[Figure dataset records]
= = = = =
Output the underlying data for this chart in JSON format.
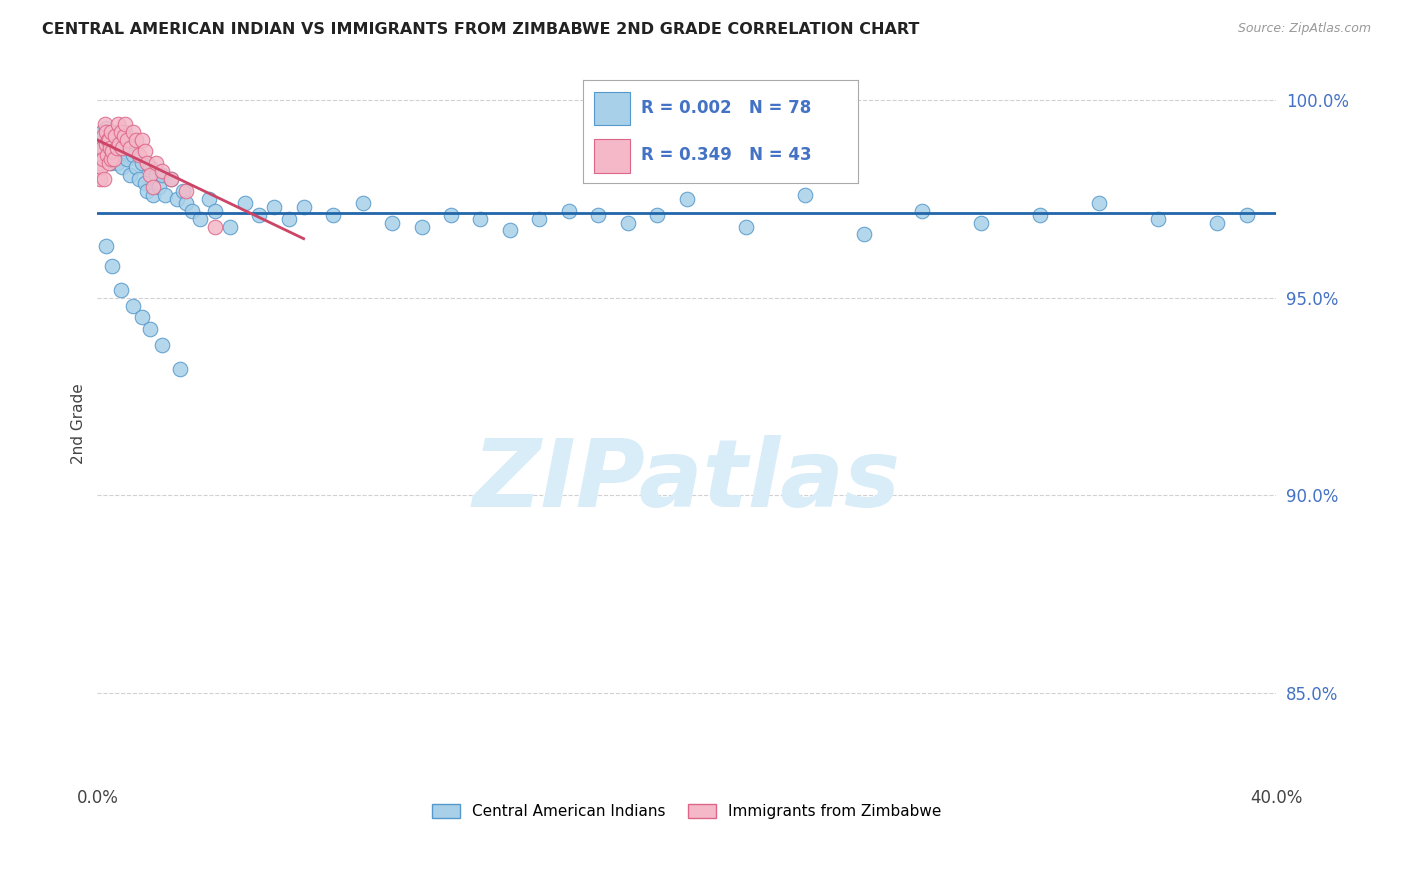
{
  "title": "CENTRAL AMERICAN INDIAN VS IMMIGRANTS FROM ZIMBABWE 2ND GRADE CORRELATION CHART",
  "source": "Source: ZipAtlas.com",
  "ylabel": "2nd Grade",
  "y_ticks": [
    0.85,
    0.9,
    0.95,
    1.0
  ],
  "y_tick_labels": [
    "85.0%",
    "90.0%",
    "95.0%",
    "100.0%"
  ],
  "xlim": [
    0.0,
    40.0
  ],
  "ylim": [
    0.828,
    1.008
  ],
  "legend_label_blue": "Central American Indians",
  "legend_label_pink": "Immigrants from Zimbabwe",
  "blue_color": "#a8d0e8",
  "pink_color": "#f4b8c8",
  "blue_edge_color": "#5599cc",
  "pink_edge_color": "#dd6688",
  "blue_line_color": "#2266aa",
  "pink_line_color": "#cc4466",
  "watermark_color": "#d8edf8",
  "grid_color": "#cccccc",
  "background_color": "#ffffff",
  "tick_color": "#4472c4",
  "title_color": "#222222",
  "blue_scatter_x": [
    0.1,
    0.15,
    0.2,
    0.25,
    0.3,
    0.35,
    0.4,
    0.45,
    0.5,
    0.55,
    0.6,
    0.65,
    0.7,
    0.75,
    0.8,
    0.85,
    0.9,
    0.95,
    1.0,
    1.05,
    1.1,
    1.2,
    1.3,
    1.4,
    1.5,
    1.6,
    1.7,
    1.8,
    1.9,
    2.0,
    2.1,
    2.2,
    2.3,
    2.5,
    2.7,
    2.9,
    3.0,
    3.2,
    3.5,
    3.8,
    4.0,
    4.5,
    5.0,
    5.5,
    6.0,
    6.5,
    7.0,
    8.0,
    9.0,
    10.0,
    11.0,
    12.0,
    13.0,
    14.0,
    15.0,
    16.0,
    17.0,
    18.0,
    19.0,
    20.0,
    22.0,
    24.0,
    26.0,
    28.0,
    30.0,
    32.0,
    34.0,
    36.0,
    38.0,
    39.0,
    0.3,
    0.5,
    0.8,
    1.2,
    1.5,
    1.8,
    2.2,
    2.8
  ],
  "blue_scatter_y": [
    0.99,
    0.992,
    0.988,
    0.985,
    0.993,
    0.987,
    0.989,
    0.984,
    0.991,
    0.986,
    0.988,
    0.984,
    0.992,
    0.986,
    0.99,
    0.983,
    0.987,
    0.992,
    0.985,
    0.988,
    0.981,
    0.986,
    0.983,
    0.98,
    0.984,
    0.979,
    0.977,
    0.983,
    0.976,
    0.981,
    0.978,
    0.981,
    0.976,
    0.98,
    0.975,
    0.977,
    0.974,
    0.972,
    0.97,
    0.975,
    0.972,
    0.968,
    0.974,
    0.971,
    0.973,
    0.97,
    0.973,
    0.971,
    0.974,
    0.969,
    0.968,
    0.971,
    0.97,
    0.967,
    0.97,
    0.972,
    0.971,
    0.969,
    0.971,
    0.975,
    0.968,
    0.976,
    0.966,
    0.972,
    0.969,
    0.971,
    0.974,
    0.97,
    0.969,
    0.971,
    0.963,
    0.958,
    0.952,
    0.948,
    0.945,
    0.942,
    0.938,
    0.932
  ],
  "pink_scatter_x": [
    0.05,
    0.08,
    0.1,
    0.12,
    0.15,
    0.18,
    0.2,
    0.22,
    0.25,
    0.28,
    0.3,
    0.32,
    0.35,
    0.38,
    0.4,
    0.42,
    0.45,
    0.48,
    0.5,
    0.55,
    0.6,
    0.65,
    0.7,
    0.75,
    0.8,
    0.85,
    0.9,
    0.95,
    1.0,
    1.1,
    1.2,
    1.3,
    1.4,
    1.5,
    1.6,
    1.7,
    1.8,
    1.9,
    2.0,
    2.2,
    2.5,
    3.0,
    4.0
  ],
  "pink_scatter_y": [
    0.984,
    0.986,
    0.98,
    0.983,
    0.988,
    0.991,
    0.985,
    0.98,
    0.994,
    0.989,
    0.992,
    0.986,
    0.99,
    0.984,
    0.99,
    0.988,
    0.985,
    0.992,
    0.987,
    0.985,
    0.991,
    0.988,
    0.994,
    0.989,
    0.992,
    0.988,
    0.991,
    0.994,
    0.99,
    0.988,
    0.992,
    0.99,
    0.986,
    0.99,
    0.987,
    0.984,
    0.981,
    0.978,
    0.984,
    0.982,
    0.98,
    0.977,
    0.968
  ],
  "pink_line_x_start": 0.0,
  "pink_line_x_end": 7.0,
  "blue_regression_y": 0.9715,
  "watermark": "ZIPatlas",
  "legend_r_blue": "R = 0.002",
  "legend_n_blue": "N = 78",
  "legend_r_pink": "R = 0.349",
  "legend_n_pink": "N = 43"
}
= = = = =
WHAT IS REQUIRED: In your copy of the listing above, reproduce each line exactly and omit all pictures.

ANSWER FOR THIS EXERCISE:
Output the underlying data for this chart in JSON format.
{
  "title": "CENTRAL AMERICAN INDIAN VS IMMIGRANTS FROM ZIMBABWE 2ND GRADE CORRELATION CHART",
  "source": "Source: ZipAtlas.com",
  "ylabel": "2nd Grade",
  "y_ticks": [
    0.85,
    0.9,
    0.95,
    1.0
  ],
  "y_tick_labels": [
    "85.0%",
    "90.0%",
    "95.0%",
    "100.0%"
  ],
  "xlim": [
    0.0,
    40.0
  ],
  "ylim": [
    0.828,
    1.008
  ],
  "legend_label_blue": "Central American Indians",
  "legend_label_pink": "Immigrants from Zimbabwe",
  "blue_color": "#a8d0e8",
  "pink_color": "#f4b8c8",
  "blue_edge_color": "#5599cc",
  "pink_edge_color": "#dd6688",
  "blue_line_color": "#2266aa",
  "pink_line_color": "#cc4466",
  "watermark_color": "#d8edf8",
  "grid_color": "#cccccc",
  "background_color": "#ffffff",
  "tick_color": "#4472c4",
  "title_color": "#222222",
  "blue_scatter_x": [
    0.1,
    0.15,
    0.2,
    0.25,
    0.3,
    0.35,
    0.4,
    0.45,
    0.5,
    0.55,
    0.6,
    0.65,
    0.7,
    0.75,
    0.8,
    0.85,
    0.9,
    0.95,
    1.0,
    1.05,
    1.1,
    1.2,
    1.3,
    1.4,
    1.5,
    1.6,
    1.7,
    1.8,
    1.9,
    2.0,
    2.1,
    2.2,
    2.3,
    2.5,
    2.7,
    2.9,
    3.0,
    3.2,
    3.5,
    3.8,
    4.0,
    4.5,
    5.0,
    5.5,
    6.0,
    6.5,
    7.0,
    8.0,
    9.0,
    10.0,
    11.0,
    12.0,
    13.0,
    14.0,
    15.0,
    16.0,
    17.0,
    18.0,
    19.0,
    20.0,
    22.0,
    24.0,
    26.0,
    28.0,
    30.0,
    32.0,
    34.0,
    36.0,
    38.0,
    39.0,
    0.3,
    0.5,
    0.8,
    1.2,
    1.5,
    1.8,
    2.2,
    2.8
  ],
  "blue_scatter_y": [
    0.99,
    0.992,
    0.988,
    0.985,
    0.993,
    0.987,
    0.989,
    0.984,
    0.991,
    0.986,
    0.988,
    0.984,
    0.992,
    0.986,
    0.99,
    0.983,
    0.987,
    0.992,
    0.985,
    0.988,
    0.981,
    0.986,
    0.983,
    0.98,
    0.984,
    0.979,
    0.977,
    0.983,
    0.976,
    0.981,
    0.978,
    0.981,
    0.976,
    0.98,
    0.975,
    0.977,
    0.974,
    0.972,
    0.97,
    0.975,
    0.972,
    0.968,
    0.974,
    0.971,
    0.973,
    0.97,
    0.973,
    0.971,
    0.974,
    0.969,
    0.968,
    0.971,
    0.97,
    0.967,
    0.97,
    0.972,
    0.971,
    0.969,
    0.971,
    0.975,
    0.968,
    0.976,
    0.966,
    0.972,
    0.969,
    0.971,
    0.974,
    0.97,
    0.969,
    0.971,
    0.963,
    0.958,
    0.952,
    0.948,
    0.945,
    0.942,
    0.938,
    0.932
  ],
  "pink_scatter_x": [
    0.05,
    0.08,
    0.1,
    0.12,
    0.15,
    0.18,
    0.2,
    0.22,
    0.25,
    0.28,
    0.3,
    0.32,
    0.35,
    0.38,
    0.4,
    0.42,
    0.45,
    0.48,
    0.5,
    0.55,
    0.6,
    0.65,
    0.7,
    0.75,
    0.8,
    0.85,
    0.9,
    0.95,
    1.0,
    1.1,
    1.2,
    1.3,
    1.4,
    1.5,
    1.6,
    1.7,
    1.8,
    1.9,
    2.0,
    2.2,
    2.5,
    3.0,
    4.0
  ],
  "pink_scatter_y": [
    0.984,
    0.986,
    0.98,
    0.983,
    0.988,
    0.991,
    0.985,
    0.98,
    0.994,
    0.989,
    0.992,
    0.986,
    0.99,
    0.984,
    0.99,
    0.988,
    0.985,
    0.992,
    0.987,
    0.985,
    0.991,
    0.988,
    0.994,
    0.989,
    0.992,
    0.988,
    0.991,
    0.994,
    0.99,
    0.988,
    0.992,
    0.99,
    0.986,
    0.99,
    0.987,
    0.984,
    0.981,
    0.978,
    0.984,
    0.982,
    0.98,
    0.977,
    0.968
  ],
  "pink_line_x_start": 0.0,
  "pink_line_x_end": 7.0,
  "blue_regression_y": 0.9715,
  "watermark": "ZIPatlas",
  "legend_r_blue": "R = 0.002",
  "legend_n_blue": "N = 78",
  "legend_r_pink": "R = 0.349",
  "legend_n_pink": "N = 43"
}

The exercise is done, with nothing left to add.